Squashed into the olde worlde pub you first threw up in when you were 14, wondering where all the years went.

Why are you there?

You came home for Christmas and got stuck. You need the exercise.

Who are the party animals?

Every person in the pub. This is who can outdo who in the party animal stakes. People are dancing on the bar, balancing pints on their heads, showing their knickers.

What do you wear?

Sensible knickers.

What does everybody else wear?

Stocking-filler g-strings with fake fur fluffy bunnies on the front.

What's the music like?

Juke Box Jury meets Top of The Pops. Chas 'n' Dave followed by Nirvana.

What do you drink?

Vodka cranberries to start because you're cool. Pints of lager later because you're too hot. Then you move on to Submarines and Butterballs. So who wants to live to 2000?

What's the decor like?

Seventies Formica if you're lucky. Olde Worlde horse brasses if you're not. Different. This was never an Irish pub when you lived at home. And what's all this All Bar One nonsense?

What happens at midnight?

You all manage to congregate at the same pub at the same time only to discover that by the time you get to the bar it'll be 2.30am.

Who tries to give you a NYE snog?

Your best schoolfriend's brother who, last time you looked, was like the small one out of the Crankies. Now he's a younger, leaner version of George Clooney. Your old school heart-throb, only to discover he's got enough saliva to keep the Titanic afloat. The landlord.

How do you avoid them?

George Clooney Jnr gets all he can handle. The landlord/ex-heart-throb are a different story. Zip up your parka and do a "South Park Kenny" impression. Keep drinking so they can't prise the pint from your teeth.

When do you leave?

You're the last sad waster to be thrown out from the lock-in.

How do you get home?

You crawl of course. On your hands and knees through driven snow. Your friends leave you on your parents' porch to thaw out and say, "same time next year, then?"

→ **MATERIAL PROVIDED**:

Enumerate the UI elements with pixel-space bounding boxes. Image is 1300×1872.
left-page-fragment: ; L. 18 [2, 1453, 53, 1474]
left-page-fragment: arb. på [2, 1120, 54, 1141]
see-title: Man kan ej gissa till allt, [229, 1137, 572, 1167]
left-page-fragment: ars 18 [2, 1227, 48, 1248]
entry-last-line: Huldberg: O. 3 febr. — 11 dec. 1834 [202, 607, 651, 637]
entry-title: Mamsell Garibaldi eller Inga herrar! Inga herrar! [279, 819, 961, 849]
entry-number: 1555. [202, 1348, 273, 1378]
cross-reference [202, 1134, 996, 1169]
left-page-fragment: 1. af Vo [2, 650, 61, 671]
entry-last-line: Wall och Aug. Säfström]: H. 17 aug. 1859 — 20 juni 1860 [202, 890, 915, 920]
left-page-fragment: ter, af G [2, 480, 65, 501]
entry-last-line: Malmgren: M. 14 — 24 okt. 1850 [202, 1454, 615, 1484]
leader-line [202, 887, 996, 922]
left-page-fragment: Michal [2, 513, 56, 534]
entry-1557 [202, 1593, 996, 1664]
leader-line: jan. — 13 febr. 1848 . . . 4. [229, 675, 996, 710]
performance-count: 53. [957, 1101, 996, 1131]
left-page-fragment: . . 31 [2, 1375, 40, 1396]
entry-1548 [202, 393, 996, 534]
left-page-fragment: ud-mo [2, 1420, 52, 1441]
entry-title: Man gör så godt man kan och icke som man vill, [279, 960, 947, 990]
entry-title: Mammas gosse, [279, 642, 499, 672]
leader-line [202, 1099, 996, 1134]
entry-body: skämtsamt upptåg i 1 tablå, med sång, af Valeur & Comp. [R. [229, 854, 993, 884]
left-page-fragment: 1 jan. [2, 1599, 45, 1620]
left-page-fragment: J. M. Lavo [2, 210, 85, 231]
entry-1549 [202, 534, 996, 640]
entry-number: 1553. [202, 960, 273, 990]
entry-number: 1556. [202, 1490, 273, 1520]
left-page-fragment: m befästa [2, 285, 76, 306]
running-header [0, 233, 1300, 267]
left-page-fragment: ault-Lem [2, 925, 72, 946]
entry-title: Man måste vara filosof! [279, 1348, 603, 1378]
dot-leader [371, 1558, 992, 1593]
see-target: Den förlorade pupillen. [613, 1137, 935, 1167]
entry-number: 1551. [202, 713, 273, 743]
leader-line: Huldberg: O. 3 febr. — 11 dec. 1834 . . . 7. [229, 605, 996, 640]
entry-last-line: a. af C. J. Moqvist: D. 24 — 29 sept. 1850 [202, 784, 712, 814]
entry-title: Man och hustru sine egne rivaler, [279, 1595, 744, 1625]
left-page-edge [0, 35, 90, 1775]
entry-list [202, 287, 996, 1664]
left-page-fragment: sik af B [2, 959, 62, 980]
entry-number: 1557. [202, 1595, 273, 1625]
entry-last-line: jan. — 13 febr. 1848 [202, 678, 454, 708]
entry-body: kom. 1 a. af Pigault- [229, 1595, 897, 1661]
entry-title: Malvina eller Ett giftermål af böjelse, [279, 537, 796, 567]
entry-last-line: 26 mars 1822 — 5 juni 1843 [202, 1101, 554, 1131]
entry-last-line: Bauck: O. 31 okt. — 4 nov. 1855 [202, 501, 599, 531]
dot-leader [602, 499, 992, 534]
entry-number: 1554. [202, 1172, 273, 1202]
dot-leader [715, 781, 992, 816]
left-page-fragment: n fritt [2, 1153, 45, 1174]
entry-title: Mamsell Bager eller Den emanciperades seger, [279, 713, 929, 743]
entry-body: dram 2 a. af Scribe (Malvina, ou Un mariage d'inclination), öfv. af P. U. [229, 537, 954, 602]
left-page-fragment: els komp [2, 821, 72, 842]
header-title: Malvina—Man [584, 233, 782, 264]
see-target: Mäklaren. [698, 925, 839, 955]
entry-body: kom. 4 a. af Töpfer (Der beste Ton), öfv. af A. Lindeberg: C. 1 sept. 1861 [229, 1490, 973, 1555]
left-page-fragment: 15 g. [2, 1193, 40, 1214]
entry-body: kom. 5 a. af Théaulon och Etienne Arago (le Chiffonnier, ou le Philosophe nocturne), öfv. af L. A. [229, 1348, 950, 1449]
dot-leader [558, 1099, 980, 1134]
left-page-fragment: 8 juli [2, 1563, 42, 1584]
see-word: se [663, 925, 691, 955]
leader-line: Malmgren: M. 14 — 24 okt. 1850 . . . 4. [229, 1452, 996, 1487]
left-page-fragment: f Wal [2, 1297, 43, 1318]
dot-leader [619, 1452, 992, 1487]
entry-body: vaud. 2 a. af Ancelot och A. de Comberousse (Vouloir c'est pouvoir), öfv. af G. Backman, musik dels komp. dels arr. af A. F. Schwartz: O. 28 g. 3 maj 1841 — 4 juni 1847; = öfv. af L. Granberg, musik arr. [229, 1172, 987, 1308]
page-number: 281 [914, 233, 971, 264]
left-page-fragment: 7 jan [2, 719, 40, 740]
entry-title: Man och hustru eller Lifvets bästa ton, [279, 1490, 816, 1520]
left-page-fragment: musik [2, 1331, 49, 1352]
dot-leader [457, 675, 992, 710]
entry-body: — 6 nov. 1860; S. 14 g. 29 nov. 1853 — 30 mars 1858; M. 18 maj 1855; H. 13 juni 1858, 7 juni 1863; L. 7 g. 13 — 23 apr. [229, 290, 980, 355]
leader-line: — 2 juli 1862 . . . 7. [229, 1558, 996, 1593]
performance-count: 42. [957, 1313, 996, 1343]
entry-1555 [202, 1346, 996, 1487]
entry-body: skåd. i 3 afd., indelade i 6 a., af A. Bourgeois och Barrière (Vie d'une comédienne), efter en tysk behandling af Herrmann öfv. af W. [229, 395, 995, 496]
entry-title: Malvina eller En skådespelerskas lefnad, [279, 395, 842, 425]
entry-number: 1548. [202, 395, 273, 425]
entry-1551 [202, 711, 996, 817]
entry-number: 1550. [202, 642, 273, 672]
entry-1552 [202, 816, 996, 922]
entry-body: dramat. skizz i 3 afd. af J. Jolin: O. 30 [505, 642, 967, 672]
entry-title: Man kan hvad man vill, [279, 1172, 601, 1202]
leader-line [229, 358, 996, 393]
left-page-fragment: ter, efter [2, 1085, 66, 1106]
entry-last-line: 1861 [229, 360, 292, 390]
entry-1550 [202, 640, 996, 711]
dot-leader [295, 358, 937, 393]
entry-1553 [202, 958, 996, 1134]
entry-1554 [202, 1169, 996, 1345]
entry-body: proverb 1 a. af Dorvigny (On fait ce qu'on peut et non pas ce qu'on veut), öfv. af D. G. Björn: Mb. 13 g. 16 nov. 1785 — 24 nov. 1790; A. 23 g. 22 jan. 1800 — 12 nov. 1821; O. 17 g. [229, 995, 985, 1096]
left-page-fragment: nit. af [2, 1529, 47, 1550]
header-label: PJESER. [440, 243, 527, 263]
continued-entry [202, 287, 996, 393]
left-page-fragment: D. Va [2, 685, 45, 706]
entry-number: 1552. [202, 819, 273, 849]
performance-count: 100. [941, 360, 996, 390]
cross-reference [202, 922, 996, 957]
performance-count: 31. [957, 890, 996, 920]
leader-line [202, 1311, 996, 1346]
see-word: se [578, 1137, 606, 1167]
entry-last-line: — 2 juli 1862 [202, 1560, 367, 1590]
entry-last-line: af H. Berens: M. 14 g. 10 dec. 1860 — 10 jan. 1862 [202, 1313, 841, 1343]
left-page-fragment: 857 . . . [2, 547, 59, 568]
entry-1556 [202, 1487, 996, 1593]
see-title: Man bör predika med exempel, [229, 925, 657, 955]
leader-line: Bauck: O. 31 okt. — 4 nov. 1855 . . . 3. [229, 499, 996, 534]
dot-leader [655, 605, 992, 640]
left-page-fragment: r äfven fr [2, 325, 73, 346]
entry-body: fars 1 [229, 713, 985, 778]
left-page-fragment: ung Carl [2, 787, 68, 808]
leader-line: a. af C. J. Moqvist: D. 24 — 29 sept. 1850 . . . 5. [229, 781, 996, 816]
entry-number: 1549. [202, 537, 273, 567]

→ **PARTS OF THE EXERCISE**:
1. Quote the text about spending New Year's Eve in a hometown pub in full, word for word.
2. Print the records verbatim, starting with their first line and stopping after the line that contains "left-page-fragment: ter, af".

→ **ANSWERS GIVEN**:
1.
Squashed into the olde worlde pub you first threw up in when you were 14, wondering where all the years went.

Why are you there?

You came home for Christmas and got stuck. You need the exercise.

Who are the party animals?

Every person in the pub. This is who can outdo who in the party animal stakes. People are dancing on the bar, balancing pints on their heads, showing their knickers.

What do you wear?

Sensible knickers.

What does everybody else wear?

Stocking-filler g-strings with fake fur fluffy bunnies on the front.

What's the music like?

Juke Box Jury meets Top of The Pops. Chas 'n' Dave followed by Nirvana.

What do you drink?

Vodka cranberries to start because you're cool. Pints of lager later because you're too hot. Then you move on to Submarines and Butterballs. So who wants to live to 2000?

What's the decor like?

Seventies Formica if you're lucky. Olde Worlde horse brasses if you're not. Different. This was never an Irish pub when you lived at home. And what's all this All Bar One nonsense?

What happens at midnight?

You all manage to congregate at the same pub at the same time only to discover that by the time you get to the bar it'll be 2.30am.

Who tries to give you a NYE snog?

Your best schoolfriend's brother who, last time you looked, was like the small one out of the Crankies. Now he's a younger, leaner version of George Clooney. Your old school heart-throb, only to discover he's got enough saliva to keep the Titanic afloat. The landlord.

How do you avoid them?

George Clooney Jnr gets all he can handle. The landlord/ex-heart-throb are a different story. Zip up your parka and do a "South Park Kenny" impression. Keep drinking so they can't prise the pint from your teeth.

When do you leave?

You're the last sad waster to be thrown out from the lock-in.

How do you get home?

You crawl of course. On your hands and knees through driven snow. Your friends leave you on your parents' porch to thaw out and say, "same time next year, then?"

2.
Enumerate the UI elements with pixel-space bounding boxes. Image is 1300×1872.
left-page-fragment: ; L. 18 [2, 1453, 53, 1474]
left-page-fragment: arb. på [2, 1120, 54, 1141]
see-title: Man kan ej gissa till allt, [229, 1137, 572, 1167]
left-page-fragment: ars 18 [2, 1227, 48, 1248]
entry-last-line: Huldberg: O. 3 febr. — 11 dec. 1834 [202, 607, 651, 637]
entry-title: Mamsell Garibaldi eller Inga herrar! Inga herrar! [279, 819, 961, 849]
entry-number: 1555. [202, 1348, 273, 1378]
cross-reference [202, 1134, 996, 1169]
left-page-fragment: 1. af Vo [2, 650, 61, 671]
entry-last-line: Wall och Aug. Säfström]: H. 17 aug. 1859 — 20 juni 1860 [202, 890, 915, 920]
left-page-fragment: ter, af G [2, 480, 65, 501]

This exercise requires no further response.